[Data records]

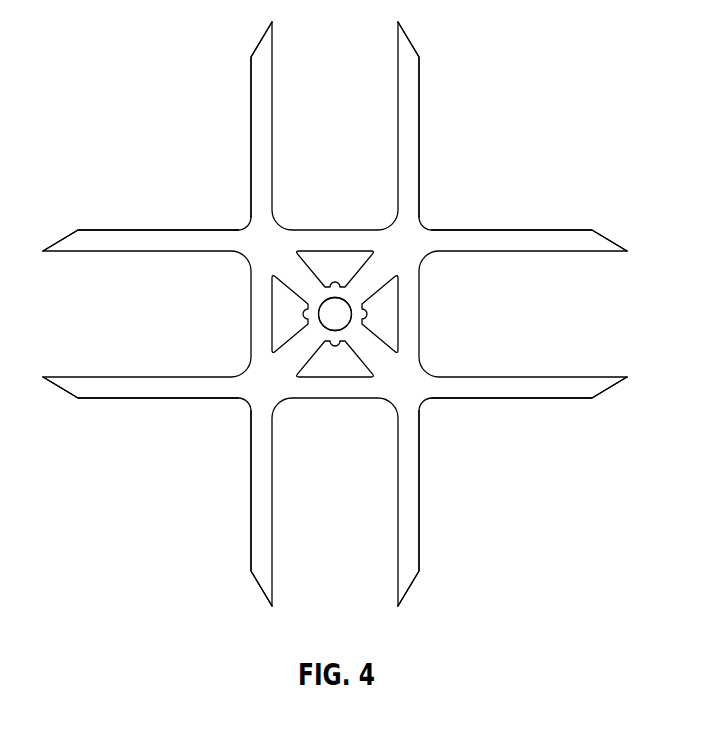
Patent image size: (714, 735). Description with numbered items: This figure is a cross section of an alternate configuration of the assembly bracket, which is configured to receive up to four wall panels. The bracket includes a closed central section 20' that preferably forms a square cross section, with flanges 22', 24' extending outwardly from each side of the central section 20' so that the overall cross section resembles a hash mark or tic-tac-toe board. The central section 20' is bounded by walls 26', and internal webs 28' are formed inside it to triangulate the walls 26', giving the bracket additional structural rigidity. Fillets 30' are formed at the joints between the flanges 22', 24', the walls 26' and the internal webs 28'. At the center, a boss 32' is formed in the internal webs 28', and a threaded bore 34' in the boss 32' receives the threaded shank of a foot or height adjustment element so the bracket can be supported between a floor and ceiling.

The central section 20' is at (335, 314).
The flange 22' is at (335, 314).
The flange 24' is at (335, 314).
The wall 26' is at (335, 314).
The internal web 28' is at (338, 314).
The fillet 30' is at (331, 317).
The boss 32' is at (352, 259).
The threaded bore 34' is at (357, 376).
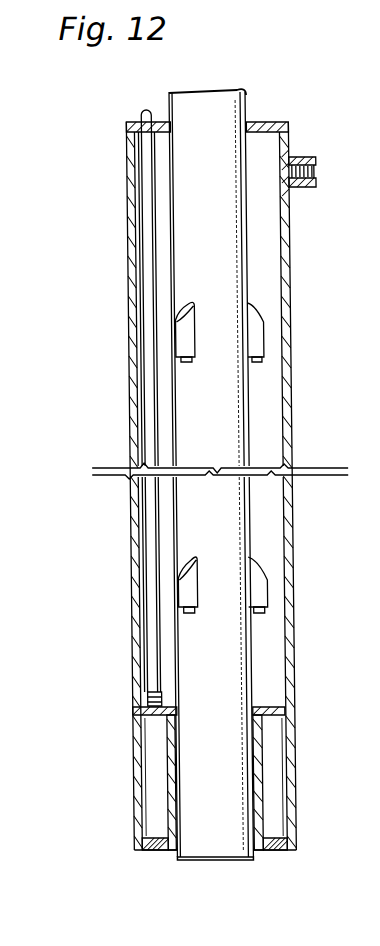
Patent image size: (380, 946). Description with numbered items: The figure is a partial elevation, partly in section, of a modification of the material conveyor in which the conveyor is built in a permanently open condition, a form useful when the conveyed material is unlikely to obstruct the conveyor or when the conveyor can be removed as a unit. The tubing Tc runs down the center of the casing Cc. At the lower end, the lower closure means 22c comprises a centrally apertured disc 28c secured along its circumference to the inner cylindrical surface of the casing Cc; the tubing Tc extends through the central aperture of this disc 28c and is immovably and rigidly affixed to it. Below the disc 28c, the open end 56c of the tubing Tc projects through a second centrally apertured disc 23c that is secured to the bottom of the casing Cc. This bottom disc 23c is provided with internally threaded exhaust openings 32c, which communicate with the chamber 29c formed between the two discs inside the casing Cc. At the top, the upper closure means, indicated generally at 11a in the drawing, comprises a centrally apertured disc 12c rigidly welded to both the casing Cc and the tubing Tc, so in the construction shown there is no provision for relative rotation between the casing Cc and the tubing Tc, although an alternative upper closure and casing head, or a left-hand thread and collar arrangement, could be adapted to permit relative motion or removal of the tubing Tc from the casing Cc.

◆ The exercise:
Count the lines in the material that contain the string "boss", matching case exactly, and give only that number.

◆ Response:
2